TASK DATA:
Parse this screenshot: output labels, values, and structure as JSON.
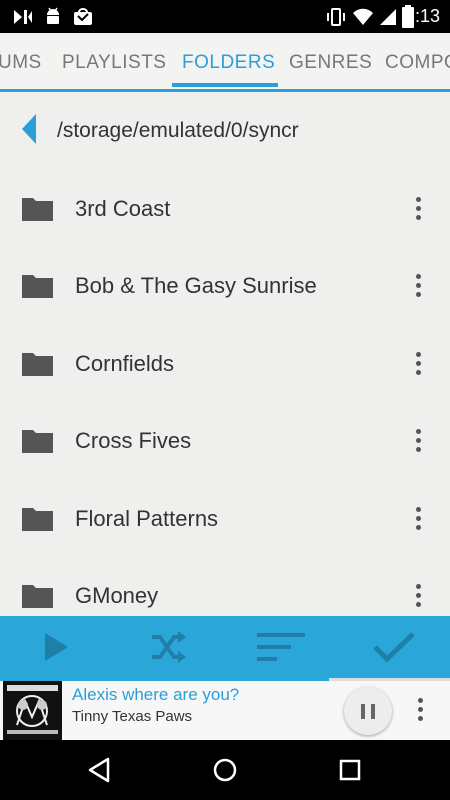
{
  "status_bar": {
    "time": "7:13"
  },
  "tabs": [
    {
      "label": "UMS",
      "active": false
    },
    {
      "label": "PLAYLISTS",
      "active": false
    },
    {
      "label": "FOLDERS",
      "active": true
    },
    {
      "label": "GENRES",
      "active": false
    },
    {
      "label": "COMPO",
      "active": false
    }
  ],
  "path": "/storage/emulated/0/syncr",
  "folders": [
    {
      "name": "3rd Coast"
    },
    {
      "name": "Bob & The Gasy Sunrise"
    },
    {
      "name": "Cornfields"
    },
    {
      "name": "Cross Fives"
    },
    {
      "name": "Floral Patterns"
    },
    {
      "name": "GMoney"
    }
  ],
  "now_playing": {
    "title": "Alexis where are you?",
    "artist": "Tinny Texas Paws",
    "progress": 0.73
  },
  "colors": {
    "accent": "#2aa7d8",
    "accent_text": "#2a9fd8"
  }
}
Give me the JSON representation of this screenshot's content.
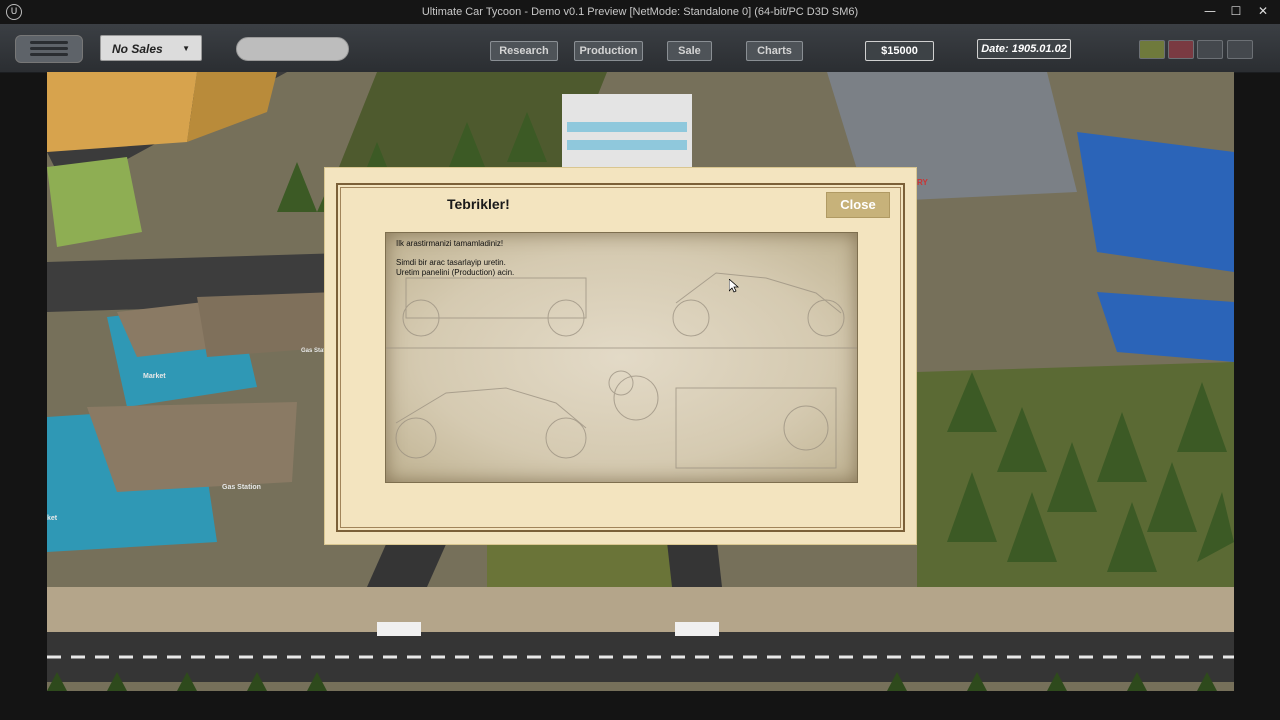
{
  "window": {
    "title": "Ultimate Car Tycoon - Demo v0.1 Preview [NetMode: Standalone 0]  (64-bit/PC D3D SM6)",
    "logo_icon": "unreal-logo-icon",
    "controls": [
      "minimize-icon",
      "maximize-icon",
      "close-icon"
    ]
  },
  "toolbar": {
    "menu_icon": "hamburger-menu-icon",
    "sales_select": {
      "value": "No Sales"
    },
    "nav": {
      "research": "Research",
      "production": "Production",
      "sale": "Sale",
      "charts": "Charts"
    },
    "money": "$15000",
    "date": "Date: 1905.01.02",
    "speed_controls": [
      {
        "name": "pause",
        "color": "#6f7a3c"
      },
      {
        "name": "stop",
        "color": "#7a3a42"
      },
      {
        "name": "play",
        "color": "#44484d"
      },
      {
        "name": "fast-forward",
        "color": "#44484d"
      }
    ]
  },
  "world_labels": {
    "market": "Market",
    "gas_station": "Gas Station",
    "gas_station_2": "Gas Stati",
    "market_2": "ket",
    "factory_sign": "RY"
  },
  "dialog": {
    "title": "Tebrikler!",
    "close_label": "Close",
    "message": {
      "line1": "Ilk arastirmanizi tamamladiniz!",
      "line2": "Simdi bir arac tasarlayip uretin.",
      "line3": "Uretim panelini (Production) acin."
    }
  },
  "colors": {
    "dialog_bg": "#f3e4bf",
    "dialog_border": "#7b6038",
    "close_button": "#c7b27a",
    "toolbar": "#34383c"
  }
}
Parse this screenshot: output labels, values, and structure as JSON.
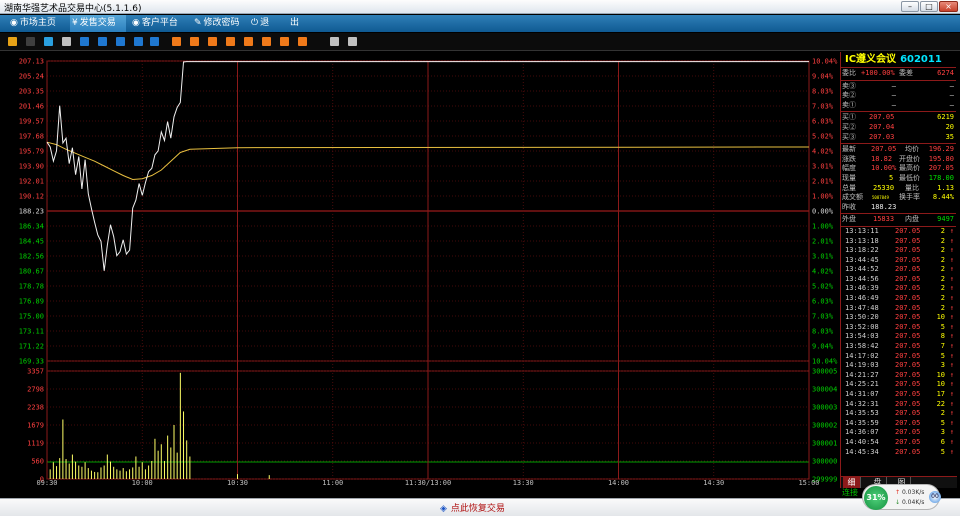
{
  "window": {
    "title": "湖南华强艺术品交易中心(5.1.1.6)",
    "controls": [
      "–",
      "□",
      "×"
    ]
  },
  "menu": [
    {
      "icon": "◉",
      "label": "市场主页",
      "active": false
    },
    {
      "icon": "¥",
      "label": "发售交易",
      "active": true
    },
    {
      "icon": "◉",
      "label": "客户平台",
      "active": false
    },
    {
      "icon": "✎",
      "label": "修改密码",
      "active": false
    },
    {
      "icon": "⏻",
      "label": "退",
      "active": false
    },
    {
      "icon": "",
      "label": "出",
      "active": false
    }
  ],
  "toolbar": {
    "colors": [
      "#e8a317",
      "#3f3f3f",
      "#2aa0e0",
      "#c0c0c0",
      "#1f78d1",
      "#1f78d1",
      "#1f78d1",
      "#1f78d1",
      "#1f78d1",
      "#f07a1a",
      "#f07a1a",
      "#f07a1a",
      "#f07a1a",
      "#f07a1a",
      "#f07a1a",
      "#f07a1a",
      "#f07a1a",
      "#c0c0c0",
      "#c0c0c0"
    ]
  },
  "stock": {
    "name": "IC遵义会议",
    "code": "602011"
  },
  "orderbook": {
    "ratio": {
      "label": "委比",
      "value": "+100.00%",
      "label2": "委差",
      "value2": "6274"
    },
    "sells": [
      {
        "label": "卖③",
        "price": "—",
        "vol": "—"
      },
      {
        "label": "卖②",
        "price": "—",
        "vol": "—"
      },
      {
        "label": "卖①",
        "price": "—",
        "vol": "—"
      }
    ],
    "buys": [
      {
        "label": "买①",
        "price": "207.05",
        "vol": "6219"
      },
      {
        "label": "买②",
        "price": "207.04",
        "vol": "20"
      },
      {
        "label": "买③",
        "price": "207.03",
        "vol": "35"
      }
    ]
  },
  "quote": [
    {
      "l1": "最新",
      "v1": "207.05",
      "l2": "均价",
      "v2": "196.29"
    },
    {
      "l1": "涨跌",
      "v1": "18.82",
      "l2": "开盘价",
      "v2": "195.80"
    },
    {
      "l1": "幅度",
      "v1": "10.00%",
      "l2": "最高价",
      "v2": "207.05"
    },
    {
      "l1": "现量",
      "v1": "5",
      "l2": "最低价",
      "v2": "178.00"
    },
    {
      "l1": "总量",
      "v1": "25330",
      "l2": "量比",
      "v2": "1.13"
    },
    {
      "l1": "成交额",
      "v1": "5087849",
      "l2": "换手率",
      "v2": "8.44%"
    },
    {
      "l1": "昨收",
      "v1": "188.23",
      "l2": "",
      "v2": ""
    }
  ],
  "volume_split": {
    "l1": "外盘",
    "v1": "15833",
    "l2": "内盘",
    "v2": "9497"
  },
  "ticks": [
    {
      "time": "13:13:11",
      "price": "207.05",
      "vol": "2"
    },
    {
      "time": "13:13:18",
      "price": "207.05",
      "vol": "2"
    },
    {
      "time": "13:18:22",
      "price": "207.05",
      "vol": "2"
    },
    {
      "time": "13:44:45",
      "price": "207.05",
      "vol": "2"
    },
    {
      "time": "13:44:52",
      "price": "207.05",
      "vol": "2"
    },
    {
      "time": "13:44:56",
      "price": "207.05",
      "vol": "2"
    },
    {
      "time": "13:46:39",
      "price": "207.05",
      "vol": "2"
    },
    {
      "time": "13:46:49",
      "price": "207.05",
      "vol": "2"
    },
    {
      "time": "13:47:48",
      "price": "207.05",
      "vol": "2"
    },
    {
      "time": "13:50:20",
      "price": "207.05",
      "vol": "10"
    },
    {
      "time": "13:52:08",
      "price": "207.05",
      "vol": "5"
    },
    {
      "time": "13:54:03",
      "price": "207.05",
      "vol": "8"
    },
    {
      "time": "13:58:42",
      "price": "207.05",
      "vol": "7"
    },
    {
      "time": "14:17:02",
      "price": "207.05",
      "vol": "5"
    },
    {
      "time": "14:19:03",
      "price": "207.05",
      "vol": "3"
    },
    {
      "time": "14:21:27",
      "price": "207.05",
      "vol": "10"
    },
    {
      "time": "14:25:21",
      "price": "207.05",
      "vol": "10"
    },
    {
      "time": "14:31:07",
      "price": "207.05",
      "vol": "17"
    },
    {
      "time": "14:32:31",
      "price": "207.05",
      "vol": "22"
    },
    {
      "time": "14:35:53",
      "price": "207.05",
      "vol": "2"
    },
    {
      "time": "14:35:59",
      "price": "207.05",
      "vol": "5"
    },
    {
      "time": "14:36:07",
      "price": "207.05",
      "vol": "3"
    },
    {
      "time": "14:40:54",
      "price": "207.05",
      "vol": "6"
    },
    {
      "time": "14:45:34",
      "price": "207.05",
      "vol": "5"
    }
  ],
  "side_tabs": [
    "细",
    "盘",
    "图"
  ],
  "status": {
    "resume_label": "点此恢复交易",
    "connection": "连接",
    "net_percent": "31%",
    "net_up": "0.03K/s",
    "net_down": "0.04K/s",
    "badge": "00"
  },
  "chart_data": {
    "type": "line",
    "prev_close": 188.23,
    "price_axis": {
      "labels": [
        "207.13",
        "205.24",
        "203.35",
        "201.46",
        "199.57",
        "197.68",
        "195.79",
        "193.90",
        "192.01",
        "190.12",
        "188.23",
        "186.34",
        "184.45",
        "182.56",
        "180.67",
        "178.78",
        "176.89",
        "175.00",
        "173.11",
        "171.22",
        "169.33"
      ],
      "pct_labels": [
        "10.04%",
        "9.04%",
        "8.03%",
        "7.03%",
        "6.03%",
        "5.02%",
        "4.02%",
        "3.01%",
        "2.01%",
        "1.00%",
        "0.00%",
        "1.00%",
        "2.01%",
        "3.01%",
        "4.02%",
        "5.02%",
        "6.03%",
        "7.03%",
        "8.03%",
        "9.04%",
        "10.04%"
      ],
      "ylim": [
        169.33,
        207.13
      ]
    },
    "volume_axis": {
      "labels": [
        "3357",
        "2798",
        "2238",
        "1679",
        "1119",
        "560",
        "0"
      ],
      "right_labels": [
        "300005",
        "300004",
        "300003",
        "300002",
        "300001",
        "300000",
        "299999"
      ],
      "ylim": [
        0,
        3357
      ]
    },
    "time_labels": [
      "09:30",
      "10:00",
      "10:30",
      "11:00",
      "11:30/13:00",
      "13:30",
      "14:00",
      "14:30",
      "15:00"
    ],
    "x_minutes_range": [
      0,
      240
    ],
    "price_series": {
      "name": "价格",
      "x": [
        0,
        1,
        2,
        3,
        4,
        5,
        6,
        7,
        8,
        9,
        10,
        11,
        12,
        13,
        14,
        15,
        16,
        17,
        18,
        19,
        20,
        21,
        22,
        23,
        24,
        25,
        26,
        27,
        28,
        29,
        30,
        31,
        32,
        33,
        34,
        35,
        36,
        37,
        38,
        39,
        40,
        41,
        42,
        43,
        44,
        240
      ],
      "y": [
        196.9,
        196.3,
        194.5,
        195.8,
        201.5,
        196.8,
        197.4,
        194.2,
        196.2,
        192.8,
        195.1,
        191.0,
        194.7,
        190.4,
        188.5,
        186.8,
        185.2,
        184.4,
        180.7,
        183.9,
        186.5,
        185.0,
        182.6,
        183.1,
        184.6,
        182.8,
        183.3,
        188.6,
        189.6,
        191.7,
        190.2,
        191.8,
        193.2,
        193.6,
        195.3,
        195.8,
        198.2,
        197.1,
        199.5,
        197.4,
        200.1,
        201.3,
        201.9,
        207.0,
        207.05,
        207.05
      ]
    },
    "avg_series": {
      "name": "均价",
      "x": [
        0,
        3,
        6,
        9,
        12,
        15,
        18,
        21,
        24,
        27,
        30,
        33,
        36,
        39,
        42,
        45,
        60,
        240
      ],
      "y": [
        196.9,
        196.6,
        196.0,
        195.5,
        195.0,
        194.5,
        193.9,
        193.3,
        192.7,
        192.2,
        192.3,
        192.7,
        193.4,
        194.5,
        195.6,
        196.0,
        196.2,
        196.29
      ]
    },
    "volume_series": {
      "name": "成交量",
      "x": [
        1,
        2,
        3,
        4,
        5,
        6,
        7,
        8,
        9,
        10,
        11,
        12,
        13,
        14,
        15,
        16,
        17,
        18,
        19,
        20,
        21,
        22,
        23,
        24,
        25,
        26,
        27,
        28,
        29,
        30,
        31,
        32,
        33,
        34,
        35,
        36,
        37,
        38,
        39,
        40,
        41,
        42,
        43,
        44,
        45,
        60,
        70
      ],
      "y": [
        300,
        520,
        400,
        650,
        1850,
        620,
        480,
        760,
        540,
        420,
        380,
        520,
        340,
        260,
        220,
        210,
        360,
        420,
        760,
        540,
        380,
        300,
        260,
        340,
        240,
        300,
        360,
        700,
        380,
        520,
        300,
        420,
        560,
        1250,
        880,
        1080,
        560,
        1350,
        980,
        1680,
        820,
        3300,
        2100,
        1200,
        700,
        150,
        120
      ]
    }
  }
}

PROBLEM TO SOLVE: Check every line of the data above for the string "Production", and copy those that have it.

RESPONSE TO THIS EXERCISE:
      "production": "Production",
      "line3": "Uretim panelini (Production) acin."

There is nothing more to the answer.